__TASK OBJECTIVE__
Your task is to copy every line of the entries that contains "对接教材".

__ROWS__
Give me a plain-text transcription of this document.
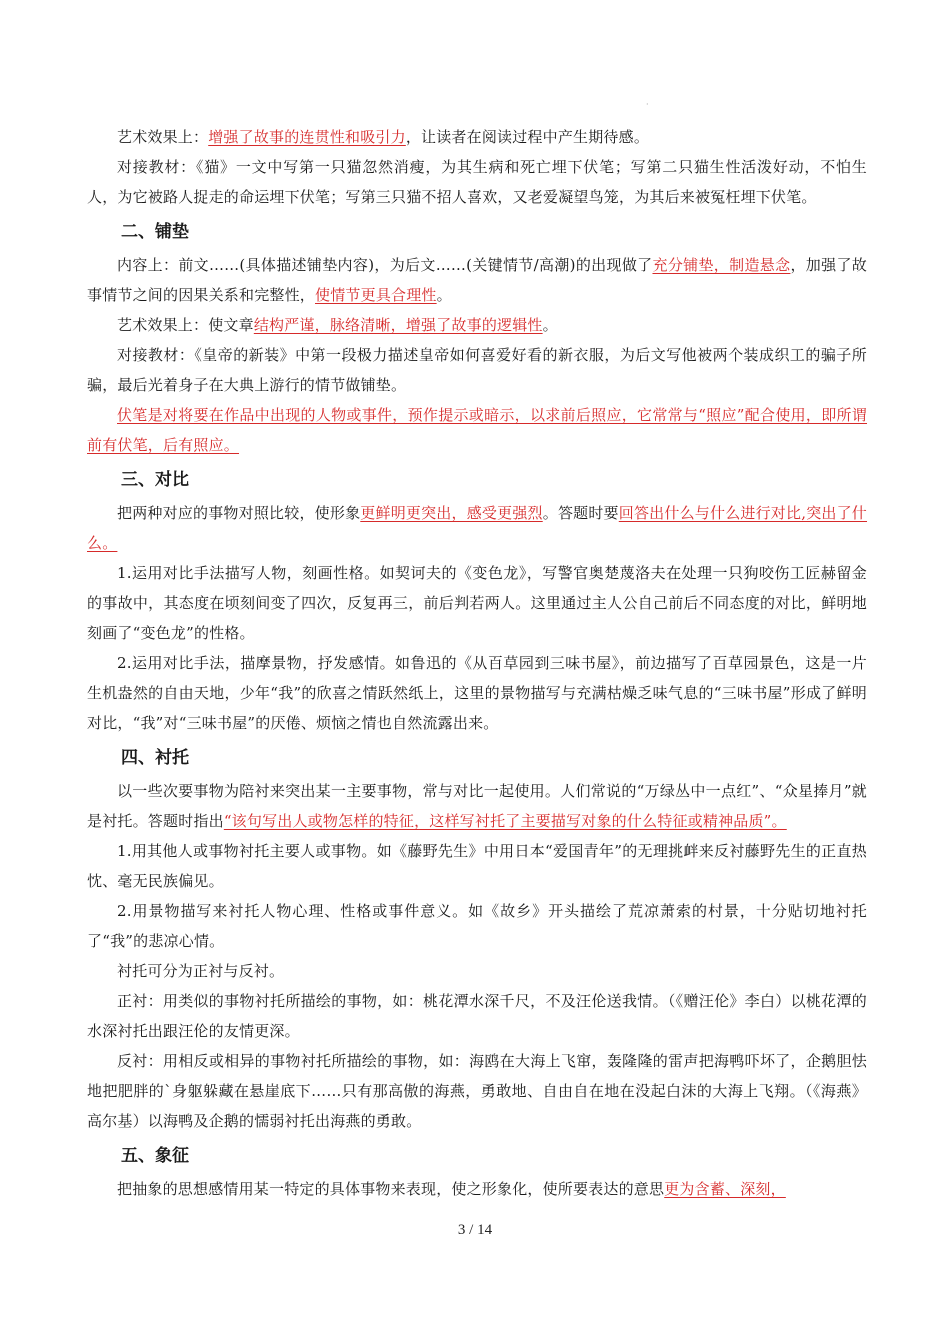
·

艺术效果上：增强了故事的连贯性和吸引力，让读者在阅读过程中产生期待感。

对接教材：《猫》一文中写第一只猫忽然消瘦，为其生病和死亡埋下伏笔；写第二只猫生性活泼好动，不怕生人，为它被路人捉走的命运埋下伏笔；写第三只猫不招人喜欢，又老爱凝望鸟笼，为其后来被冤枉埋下伏笔。

二、铺垫

内容上：前文……(具体描述铺垫内容)，为后文……(关键情节/高潮)的出现做了充分铺垫，制造悬念，加强了故事情节之间的因果关系和完整性，使情节更具合理性。

艺术效果上：使文章结构严谨，脉络清晰，增强了故事的逻辑性。

对接教材：《皇帝的新装》中第一段极力描述皇帝如何喜爱好看的新衣服，为后文写他被两个装成织工的骗子所骗，最后光着身子在大典上游行的情节做铺垫。

伏笔是对将要在作品中出现的人物或事件，预作提示或暗示，以求前后照应，它常常与“照应”配合使用，即所谓前有伏笔，后有照应。

三、对比

把两种对应的事物对照比较，使形象更鲜明更突出，感受更强烈。答题时要回答出什么与什么进行对比,突出了什么。

1.运用对比手法描写人物，刻画性格。如契诃夫的《变色龙》，写警官奥楚蔑洛夫在处理一只狗咬伤工匠赫留金的事故中，其态度在顷刻间变了四次，反复再三，前后判若两人。这里通过主人公自己前后不同态度的对比，鲜明地刻画了“变色龙”的性格。

2.运用对比手法，描摩景物，抒发感情。如鲁迅的《从百草园到三味书屋》，前边描写了百草园景色，这是一片生机盎然的自由天地，少年“我”的欣喜之情跃然纸上，这里的景物描写与充满枯燥乏味气息的“三味书屋”形成了鲜明对比，“我”对“三味书屋”的厌倦、烦恼之情也自然流露出来。

四、衬托

以一些次要事物为陪衬来突出某一主要事物，常与对比一起使用。人们常说的“万绿丛中一点红”、“众星捧月”就是衬托。答题时指出“该句写出人或物怎样的特征，这样写衬托了主要描写对象的什么特征或精神品质”。

1.用其他人或事物衬托主要人或事物。如《藤野先生》中用日本“爱国青年”的无理挑衅来反衬藤野先生的正直热忱、毫无民族偏见。

2.用景物描写来衬托人物心理、性格或事件意义。如《故乡》开头描绘了荒凉萧索的村景，十分贴切地衬托了“我”的悲凉心情。

衬托可分为正衬与反衬。

正衬：用类似的事物衬托所描绘的事物，如：桃花潭水深千尺，不及汪伦送我情。（《赠汪伦》李白）以桃花潭的水深衬托出跟汪伦的友情更深。

反衬：用相反或相异的事物衬托所描绘的事物，如：海鸥在大海上飞窜，轰隆隆的雷声把海鸭吓坏了，企鹅胆怯地把肥胖的`身躯躲藏在悬崖底下……只有那高傲的海燕，勇敢地、自由自在地在没起白沫的大海上飞翔。（《海燕》高尔基）以海鸭及企鹅的懦弱衬托出海燕的勇敢。

五、象征

把抽象的思想感情用某一特定的具体事物来表现，使之形象化，使所要表达的意思更为含蓄、深刻，

3 / 14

__OUTPUT__
对接教材：《猫》一文中写第一只猫忽然消瘦，为其生病和死亡埋下伏笔；写第二只猫生性活泼好动，不怕生人，为它被路人捉走的命运埋下伏笔；写第三只猫不招人喜欢，又老爱凝望鸟笼，为其后来被冤枉埋下伏笔。
对接教材：《皇帝的新装》中第一段极力描述皇帝如何喜爱好看的新衣服，为后文写他被两个装成织工的骗子所骗，最后光着身子在大典上游行的情节做铺垫。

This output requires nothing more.